=== Records ===
# # # # #

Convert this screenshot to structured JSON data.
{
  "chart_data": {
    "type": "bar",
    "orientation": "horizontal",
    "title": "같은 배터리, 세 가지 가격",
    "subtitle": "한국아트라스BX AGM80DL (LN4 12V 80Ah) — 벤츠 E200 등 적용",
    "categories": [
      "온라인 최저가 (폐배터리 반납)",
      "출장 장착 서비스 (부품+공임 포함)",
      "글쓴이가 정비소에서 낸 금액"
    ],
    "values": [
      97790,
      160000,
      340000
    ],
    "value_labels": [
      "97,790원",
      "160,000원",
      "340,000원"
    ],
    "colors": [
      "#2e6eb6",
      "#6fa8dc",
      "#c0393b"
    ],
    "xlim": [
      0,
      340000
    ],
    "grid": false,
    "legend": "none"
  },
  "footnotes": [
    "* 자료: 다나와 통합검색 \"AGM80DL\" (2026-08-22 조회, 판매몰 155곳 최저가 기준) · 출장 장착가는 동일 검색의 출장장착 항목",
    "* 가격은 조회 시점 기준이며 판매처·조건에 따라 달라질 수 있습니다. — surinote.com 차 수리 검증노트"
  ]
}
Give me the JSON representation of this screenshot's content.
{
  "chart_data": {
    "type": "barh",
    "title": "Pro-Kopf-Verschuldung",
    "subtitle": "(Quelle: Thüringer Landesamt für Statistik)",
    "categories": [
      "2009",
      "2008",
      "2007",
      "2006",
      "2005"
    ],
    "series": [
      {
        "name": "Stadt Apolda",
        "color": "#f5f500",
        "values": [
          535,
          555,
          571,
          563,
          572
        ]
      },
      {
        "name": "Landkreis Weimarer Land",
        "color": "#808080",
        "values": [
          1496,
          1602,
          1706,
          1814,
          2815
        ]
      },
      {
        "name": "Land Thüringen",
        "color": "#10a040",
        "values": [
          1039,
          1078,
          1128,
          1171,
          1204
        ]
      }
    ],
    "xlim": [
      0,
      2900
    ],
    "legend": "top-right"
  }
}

# # # # #

=== Task objective ===
Give the lines exactly as they stand, from the line with "Give me the" through the end of the material.

=== Exercise answer ===
Give me the JSON representation of this screenshot's content.
{
  "chart_data": {
    "type": "barh",
    "title": "Pro-Kopf-Verschuldung",
    "subtitle": "(Quelle: Thüringer Landesamt für Statistik)",
    "categories": [
      "2009",
      "2008",
      "2007",
      "2006",
      "2005"
    ],
    "series": [
      {
        "name": "Stadt Apolda",
        "color": "#f5f500",
        "values": [
          535,
          555,
          571,
          563,
          572
        ]
      },
      {
        "name": "Landkreis Weimarer Land",
        "color": "#808080",
        "values": [
          1496,
          1602,
          1706,
          1814,
          2815
        ]
      },
      {
        "name": "Land Thüringen",
        "color": "#10a040",
        "values": [
          1039,
          1078,
          1128,
          1171,
          1204
        ]
      }
    ],
    "xlim": [
      0,
      2900
    ],
    "legend": "top-right"
  }
}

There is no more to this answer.